▸ Task details: Count lines, not occurrences: report how many lines in the records hold the string "name", and nothing else.

▸ Material:

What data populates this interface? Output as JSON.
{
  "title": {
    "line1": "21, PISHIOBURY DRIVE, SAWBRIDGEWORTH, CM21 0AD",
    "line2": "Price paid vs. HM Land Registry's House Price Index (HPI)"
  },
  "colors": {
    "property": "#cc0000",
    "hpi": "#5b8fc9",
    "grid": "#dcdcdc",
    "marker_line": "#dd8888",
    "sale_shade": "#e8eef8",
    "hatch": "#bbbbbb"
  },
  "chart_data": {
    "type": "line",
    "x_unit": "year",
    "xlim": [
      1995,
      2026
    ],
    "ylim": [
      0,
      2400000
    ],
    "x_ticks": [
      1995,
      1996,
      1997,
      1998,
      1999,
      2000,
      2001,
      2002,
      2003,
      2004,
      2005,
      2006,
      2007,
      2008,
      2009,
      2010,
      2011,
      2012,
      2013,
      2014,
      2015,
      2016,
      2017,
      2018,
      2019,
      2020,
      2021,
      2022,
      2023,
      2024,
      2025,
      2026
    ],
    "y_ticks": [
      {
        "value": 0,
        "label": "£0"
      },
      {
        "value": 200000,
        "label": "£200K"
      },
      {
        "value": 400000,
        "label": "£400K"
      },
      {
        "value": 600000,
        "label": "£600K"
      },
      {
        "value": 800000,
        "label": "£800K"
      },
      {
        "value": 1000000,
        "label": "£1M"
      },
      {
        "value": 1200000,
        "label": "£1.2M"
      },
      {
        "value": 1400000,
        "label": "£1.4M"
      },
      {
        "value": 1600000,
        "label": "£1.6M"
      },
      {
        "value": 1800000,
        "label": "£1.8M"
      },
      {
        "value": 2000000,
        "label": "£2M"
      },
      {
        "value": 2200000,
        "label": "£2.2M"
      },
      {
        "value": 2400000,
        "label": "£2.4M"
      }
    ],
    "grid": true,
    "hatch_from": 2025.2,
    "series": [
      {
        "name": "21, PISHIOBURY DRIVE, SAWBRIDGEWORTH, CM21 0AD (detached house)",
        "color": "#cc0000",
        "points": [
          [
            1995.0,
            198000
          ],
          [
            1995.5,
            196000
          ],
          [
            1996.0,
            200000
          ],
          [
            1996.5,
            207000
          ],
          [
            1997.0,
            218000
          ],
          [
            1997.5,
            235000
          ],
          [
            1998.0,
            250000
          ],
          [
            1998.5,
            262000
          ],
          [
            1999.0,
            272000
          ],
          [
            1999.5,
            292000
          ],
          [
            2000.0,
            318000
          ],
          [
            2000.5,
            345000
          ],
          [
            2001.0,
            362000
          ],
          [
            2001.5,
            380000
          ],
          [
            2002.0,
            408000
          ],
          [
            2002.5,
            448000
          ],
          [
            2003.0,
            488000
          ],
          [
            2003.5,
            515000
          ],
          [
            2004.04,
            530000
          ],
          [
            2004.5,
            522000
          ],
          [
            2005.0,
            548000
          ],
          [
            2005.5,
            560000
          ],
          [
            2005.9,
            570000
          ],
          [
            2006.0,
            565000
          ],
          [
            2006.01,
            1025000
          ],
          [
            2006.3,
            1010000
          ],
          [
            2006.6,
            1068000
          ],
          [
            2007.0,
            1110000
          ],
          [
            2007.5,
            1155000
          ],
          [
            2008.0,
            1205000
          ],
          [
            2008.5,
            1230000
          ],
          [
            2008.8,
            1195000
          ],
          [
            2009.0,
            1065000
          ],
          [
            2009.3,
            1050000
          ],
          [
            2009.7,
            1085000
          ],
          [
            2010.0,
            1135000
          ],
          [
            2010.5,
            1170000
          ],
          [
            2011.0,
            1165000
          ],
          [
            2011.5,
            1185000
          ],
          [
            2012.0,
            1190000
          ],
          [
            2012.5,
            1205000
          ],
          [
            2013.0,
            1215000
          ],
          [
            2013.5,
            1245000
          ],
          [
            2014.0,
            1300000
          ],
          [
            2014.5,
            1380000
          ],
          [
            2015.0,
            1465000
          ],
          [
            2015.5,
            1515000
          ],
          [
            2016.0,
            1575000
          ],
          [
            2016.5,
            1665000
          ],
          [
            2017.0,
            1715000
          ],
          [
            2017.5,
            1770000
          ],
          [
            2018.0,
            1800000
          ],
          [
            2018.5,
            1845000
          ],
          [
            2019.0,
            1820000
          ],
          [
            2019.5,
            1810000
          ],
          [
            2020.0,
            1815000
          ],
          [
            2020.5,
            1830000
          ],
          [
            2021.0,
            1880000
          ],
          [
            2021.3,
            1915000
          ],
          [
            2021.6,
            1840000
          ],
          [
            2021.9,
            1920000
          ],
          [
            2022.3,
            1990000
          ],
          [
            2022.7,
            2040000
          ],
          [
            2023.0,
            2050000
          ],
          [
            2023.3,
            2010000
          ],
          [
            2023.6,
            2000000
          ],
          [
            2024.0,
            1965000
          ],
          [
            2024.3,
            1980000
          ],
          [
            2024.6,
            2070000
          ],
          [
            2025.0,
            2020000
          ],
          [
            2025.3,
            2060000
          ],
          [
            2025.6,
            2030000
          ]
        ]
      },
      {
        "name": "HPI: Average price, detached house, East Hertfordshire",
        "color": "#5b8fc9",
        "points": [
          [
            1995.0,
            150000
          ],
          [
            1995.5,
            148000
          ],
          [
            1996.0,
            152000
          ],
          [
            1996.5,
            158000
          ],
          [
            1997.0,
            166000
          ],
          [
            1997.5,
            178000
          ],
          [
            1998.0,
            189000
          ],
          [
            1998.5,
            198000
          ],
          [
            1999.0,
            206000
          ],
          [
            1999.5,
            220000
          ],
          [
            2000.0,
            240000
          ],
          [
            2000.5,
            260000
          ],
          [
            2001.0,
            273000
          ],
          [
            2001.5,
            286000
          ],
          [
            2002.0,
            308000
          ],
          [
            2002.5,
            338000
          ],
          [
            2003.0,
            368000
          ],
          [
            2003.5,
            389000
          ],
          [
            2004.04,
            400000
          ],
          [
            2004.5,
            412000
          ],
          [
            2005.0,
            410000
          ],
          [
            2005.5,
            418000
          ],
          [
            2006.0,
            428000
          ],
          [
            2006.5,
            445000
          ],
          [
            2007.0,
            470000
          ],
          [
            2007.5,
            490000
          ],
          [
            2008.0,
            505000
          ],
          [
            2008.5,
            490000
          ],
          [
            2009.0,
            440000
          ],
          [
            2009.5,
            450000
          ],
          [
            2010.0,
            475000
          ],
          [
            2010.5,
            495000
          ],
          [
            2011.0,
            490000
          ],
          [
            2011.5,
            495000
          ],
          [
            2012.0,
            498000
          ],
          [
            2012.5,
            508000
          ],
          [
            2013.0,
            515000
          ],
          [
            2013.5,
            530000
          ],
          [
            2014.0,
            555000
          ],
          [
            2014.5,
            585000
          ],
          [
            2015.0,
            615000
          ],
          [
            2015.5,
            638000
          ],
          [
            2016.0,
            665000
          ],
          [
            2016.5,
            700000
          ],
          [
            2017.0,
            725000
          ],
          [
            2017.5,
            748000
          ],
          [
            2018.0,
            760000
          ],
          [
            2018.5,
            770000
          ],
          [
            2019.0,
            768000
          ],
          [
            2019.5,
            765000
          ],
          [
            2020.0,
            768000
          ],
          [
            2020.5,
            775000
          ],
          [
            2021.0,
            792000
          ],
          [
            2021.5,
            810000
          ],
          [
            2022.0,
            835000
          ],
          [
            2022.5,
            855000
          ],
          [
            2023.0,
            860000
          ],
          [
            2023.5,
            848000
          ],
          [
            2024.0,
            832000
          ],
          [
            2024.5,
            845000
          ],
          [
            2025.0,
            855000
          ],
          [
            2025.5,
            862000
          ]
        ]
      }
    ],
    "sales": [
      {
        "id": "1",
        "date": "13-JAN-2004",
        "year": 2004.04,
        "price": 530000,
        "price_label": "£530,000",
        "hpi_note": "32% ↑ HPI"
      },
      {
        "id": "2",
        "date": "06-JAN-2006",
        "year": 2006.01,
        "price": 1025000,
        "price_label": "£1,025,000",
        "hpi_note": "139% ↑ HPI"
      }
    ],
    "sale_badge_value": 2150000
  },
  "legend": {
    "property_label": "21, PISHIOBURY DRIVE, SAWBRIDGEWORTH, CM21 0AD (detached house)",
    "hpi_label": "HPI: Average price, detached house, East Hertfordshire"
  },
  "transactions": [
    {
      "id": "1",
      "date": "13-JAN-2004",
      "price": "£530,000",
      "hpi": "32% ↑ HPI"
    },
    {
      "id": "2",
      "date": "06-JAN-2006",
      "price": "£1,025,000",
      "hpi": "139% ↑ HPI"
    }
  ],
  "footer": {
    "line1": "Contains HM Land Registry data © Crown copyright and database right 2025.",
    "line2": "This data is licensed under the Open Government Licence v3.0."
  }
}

▸ Answer for this exercise: 2